### [Work instructions]
Check each line of the data below for the word "JSON", then extract the ones that have it.
┌────────
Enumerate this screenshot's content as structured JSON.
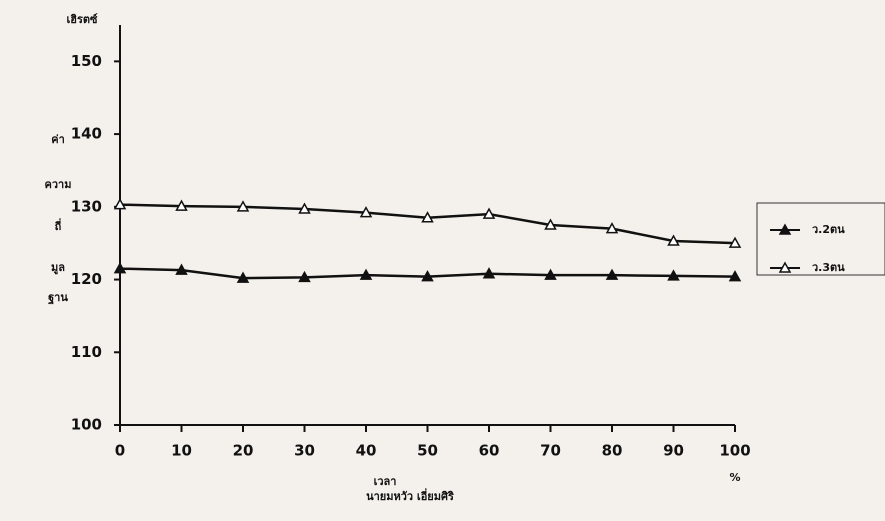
{
  "chart_data": {
    "type": "line",
    "y_unit": "เฮิรตซ์",
    "y_label": [
      "ค่า",
      "ความ",
      "ถี่",
      "มูล",
      "ฐาน"
    ],
    "x_label": "เวลา",
    "x_unit": "%",
    "note": "นายมหวัว เอี่ยมศิริ",
    "x": [
      0,
      10,
      20,
      30,
      40,
      50,
      60,
      70,
      80,
      90,
      100
    ],
    "xlim": [
      0,
      100
    ],
    "xticks": [
      0,
      10,
      20,
      30,
      40,
      50,
      60,
      70,
      80,
      90,
      100
    ],
    "ylim": [
      100,
      155
    ],
    "yticks": [
      100,
      110,
      120,
      130,
      140,
      150
    ],
    "legend": "right",
    "series": [
      {
        "name": "ว.2ตน",
        "color": "#111111",
        "filled": true,
        "values": [
          121.5,
          121.3,
          120.2,
          120.3,
          120.6,
          120.4,
          120.8,
          120.6,
          120.6,
          120.5,
          120.4
        ]
      },
      {
        "name": "ว.3ตน",
        "color": "#111111",
        "filled": false,
        "values": [
          130.3,
          130.1,
          130.0,
          129.7,
          129.2,
          128.5,
          129.0,
          127.5,
          127.0,
          125.3,
          125.0
        ]
      }
    ]
  }
}
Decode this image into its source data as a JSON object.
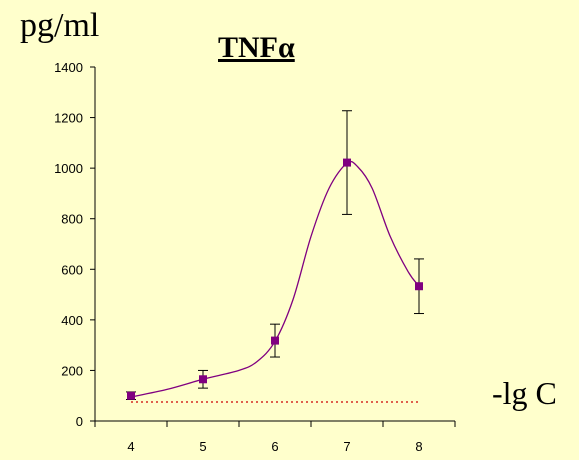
{
  "chart_data": {
    "type": "line",
    "title": "TNFα",
    "ylabel": "pg/ml",
    "xlabel": "-lg C",
    "x": [
      4,
      5,
      6,
      7,
      8
    ],
    "xticks": [
      "4",
      "5",
      "6",
      "7",
      "8"
    ],
    "yticks": [
      "0",
      "200",
      "400",
      "600",
      "800",
      "1000",
      "1200",
      "1400"
    ],
    "ylim": [
      0,
      1400
    ],
    "xlim": [
      3.5,
      8.5
    ],
    "series": [
      {
        "values": [
          100,
          165,
          318,
          1022,
          533
        ],
        "error": [
          15,
          35,
          65,
          205,
          108
        ],
        "color": "#800080"
      }
    ],
    "smooth_curve": [
      [
        4,
        95
      ],
      [
        4.5,
        125
      ],
      [
        5,
        165
      ],
      [
        5.5,
        200
      ],
      [
        5.75,
        235
      ],
      [
        6,
        315
      ],
      [
        6.25,
        480
      ],
      [
        6.5,
        730
      ],
      [
        6.75,
        920
      ],
      [
        7,
        1020
      ],
      [
        7.15,
        1005
      ],
      [
        7.35,
        920
      ],
      [
        7.6,
        730
      ],
      [
        7.85,
        590
      ],
      [
        8,
        533
      ]
    ],
    "baseline": {
      "value": 75,
      "color": "#CC0000"
    },
    "colors": {
      "background": "#FFFFCC",
      "axis": "#000000",
      "series": "#800080"
    }
  }
}
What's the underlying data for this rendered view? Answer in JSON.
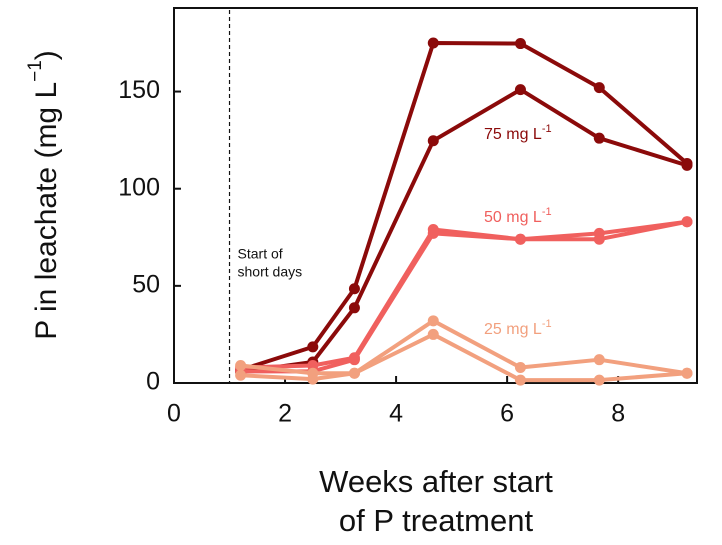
{
  "chart_data": {
    "type": "line",
    "y_label": {
      "text": "P in leachate (mg L",
      "sup": "−1",
      "end": ")"
    },
    "x_label": [
      "Weeks after start",
      "of P treatment"
    ],
    "x": [
      1.2,
      2.5,
      3.25,
      4.67,
      6.24,
      7.66,
      9.24
    ],
    "series": [
      {
        "color": "#8b0a0a",
        "values": [
          6.7,
          18.6,
          48.5,
          175,
          174.7,
          152,
          113
        ]
      },
      {
        "color": "#8b0a0a",
        "values": [
          5.7,
          10.8,
          38.7,
          124.7,
          151,
          126,
          112
        ]
      },
      {
        "color": "#f0605e",
        "values": [
          8,
          9,
          13,
          79,
          74,
          77,
          83
        ]
      },
      {
        "color": "#f0605e",
        "values": [
          6,
          6,
          12,
          77,
          74,
          74,
          83
        ]
      },
      {
        "color": "#f2a07e",
        "values": [
          9,
          5,
          5,
          32,
          8,
          12,
          5
        ]
      },
      {
        "color": "#f2a07e",
        "values": [
          4,
          2,
          5,
          25,
          1.5,
          1.5,
          5
        ]
      }
    ],
    "annotations": [
      {
        "text": "75 mg L",
        "sup": "-1",
        "color": "#8b0a0a"
      },
      {
        "text": "50 mg L",
        "sup": "-1",
        "color": "#f0605e"
      },
      {
        "text": "25 mg L",
        "sup": "-1",
        "color": "#f2a07e"
      }
    ],
    "marker": {
      "x": 1,
      "text": [
        "Start of",
        "short days"
      ]
    },
    "xlim": [
      0,
      9.42
    ],
    "ylim": [
      0,
      193
    ],
    "xticks": [
      0,
      2,
      4,
      6,
      8
    ],
    "yticks": [
      0,
      50,
      100,
      150
    ]
  }
}
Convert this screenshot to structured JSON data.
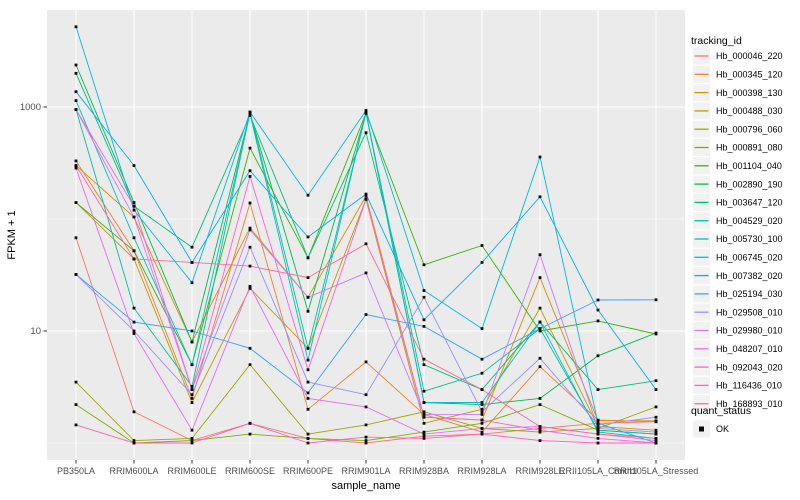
{
  "chart_data": {
    "type": "line",
    "xlabel": "sample_name",
    "ylabel": "FPKM + 1",
    "y_scale": "log10",
    "ylim": [
      1,
      5500
    ],
    "y_ticks": [
      {
        "label": "1000",
        "value": 1000
      },
      {
        "label": "10",
        "value": 10
      }
    ],
    "y_minor_grid_values": [
      1,
      100
    ],
    "grid_on": true,
    "legend_position": "right",
    "legend_title": "tracking_id",
    "legend2_title": "quant_status",
    "legend2_items": [
      {
        "label": "OK",
        "marker": "black-square"
      }
    ],
    "categories": [
      "PB350LA",
      "RRIM600LA",
      "RRIM600LE",
      "RRIM600SE",
      "RRIM600PE",
      "RRIM901LA",
      "RRIM928BA",
      "RRIM928LA",
      "RRIM928LE",
      "RRII105LA_Control",
      "RRII105LA_Stressed"
    ],
    "series": [
      {
        "name": "Hb_000046_220",
        "color": "#F8766D",
        "values": [
          68,
          1.9,
          1.05,
          1.5,
          1.1,
          1.0,
          1.15,
          1.2,
          1.35,
          1.5,
          1.55
        ]
      },
      {
        "name": "Hb_000345_120",
        "color": "#EA8331",
        "values": [
          330,
          52,
          2.5,
          139,
          2.0,
          5.3,
          1.8,
          1.25,
          4.8,
          1.6,
          1.55
        ]
      },
      {
        "name": "Hb_000398_130",
        "color": "#D89000",
        "values": [
          300,
          104,
          8.0,
          83,
          20,
          160,
          1.7,
          1.6,
          30,
          1.58,
          1.58
        ]
      },
      {
        "name": "Hb_000488_030",
        "color": "#C09B00",
        "values": [
          140,
          44,
          2.3,
          24,
          7.0,
          150,
          1.5,
          2.0,
          16,
          1.4,
          1.3
        ]
      },
      {
        "name": "Hb_000796_060",
        "color": "#A3A500",
        "values": [
          3.5,
          1.05,
          1.1,
          5.0,
          1.2,
          1.45,
          1.9,
          1.35,
          1.25,
          1.35,
          2.1
        ]
      },
      {
        "name": "Hb_000891_080",
        "color": "#7CAE00",
        "values": [
          2.2,
          1.0,
          1.05,
          1.2,
          1.1,
          1.05,
          1.25,
          1.5,
          2.2,
          1.3,
          1.2
        ]
      },
      {
        "name": "Hb_001104_040",
        "color": "#39B600",
        "values": [
          140,
          52,
          5.0,
          430,
          45,
          880,
          39,
          58,
          10,
          12.3,
          9.4
        ]
      },
      {
        "name": "Hb_002890_190",
        "color": "#00BB4E",
        "values": [
          2370,
          140,
          8.0,
          880,
          15,
          880,
          2.3,
          2.2,
          2.5,
          6.0,
          9.6
        ]
      },
      {
        "name": "Hb_003647_120",
        "color": "#00BF7D",
        "values": [
          2000,
          130,
          56,
          840,
          45,
          590,
          5.0,
          3.0,
          12,
          3.0,
          3.6
        ]
      },
      {
        "name": "Hb_004529_020",
        "color": "#00C1A3",
        "values": [
          950,
          16,
          3.2,
          900,
          7.0,
          880,
          2.9,
          4.2,
          10.5,
          1.3,
          1.2
        ]
      },
      {
        "name": "Hb_005730_100",
        "color": "#00BFC4",
        "values": [
          1140,
          68,
          5.0,
          870,
          5.5,
          900,
          2.3,
          2.3,
          12,
          1.25,
          1.1
        ]
      },
      {
        "name": "Hb_006745_020",
        "color": "#00BAE0",
        "values": [
          5200,
          120,
          27,
          900,
          163,
          930,
          23,
          10.5,
          358,
          1.5,
          1.0
        ]
      },
      {
        "name": "Hb_007382_020",
        "color": "#00B0F6",
        "values": [
          1370,
          300,
          41,
          270,
          69,
          167,
          12.6,
          41,
          158,
          15.4,
          3.0
        ]
      },
      {
        "name": "Hb_025194_030",
        "color": "#35A2FF",
        "values": [
          32,
          12,
          10,
          7.0,
          2.8,
          14,
          11,
          5.6,
          10.5,
          18.9,
          19
        ]
      },
      {
        "name": "Hb_029508_010",
        "color": "#9590FF",
        "values": [
          32,
          10,
          2.7,
          56,
          3.5,
          2.7,
          20,
          1.9,
          5.7,
          1.45,
          1.7
        ]
      },
      {
        "name": "Hb_029980_010",
        "color": "#C77CFF",
        "values": [
          950,
          104,
          3.0,
          80,
          20,
          33,
          1.8,
          1.8,
          48,
          1.35,
          1.25
        ]
      },
      {
        "name": "Hb_048207_010",
        "color": "#E76BF3",
        "values": [
          285,
          9.5,
          1.3,
          25,
          2.5,
          2.1,
          1.2,
          1.35,
          1.4,
          1.2,
          1.05
        ]
      },
      {
        "name": "Hb_092043_020",
        "color": "#FA62DB",
        "values": [
          950,
          130,
          3.0,
          240,
          4.5,
          150,
          1.7,
          1.6,
          1.3,
          1.1,
          1.0
        ]
      },
      {
        "name": "Hb_116436_010",
        "color": "#FF62BC",
        "values": [
          1.45,
          1.0,
          1.0,
          1.5,
          1.0,
          1.13,
          1.1,
          1.2,
          1.05,
          1.0,
          1.0
        ]
      },
      {
        "name": "Hb_168893_010",
        "color": "#FF6A98",
        "values": [
          300,
          44,
          41,
          38,
          30,
          60,
          5.6,
          3.0,
          1.4,
          1.2,
          1.1
        ]
      }
    ],
    "style": {
      "panel_bg": "#EBEBEB",
      "grid_color": "#FFFFFF",
      "point_color": "#0A0A0A",
      "tick_label_color": "#4D4D4D",
      "axis_title_color": "#000000",
      "legend_key_bg": "#F2F2F2",
      "page_bg": "#FFFFFF"
    }
  }
}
└────────
### [Final answer]
Enumerate this screenshot's content as structured JSON.
Decode this image into its source data as a JSON object.
What's the underlying data for this rendered view? Answer in JSON.
Convert this screenshot to structured JSON data.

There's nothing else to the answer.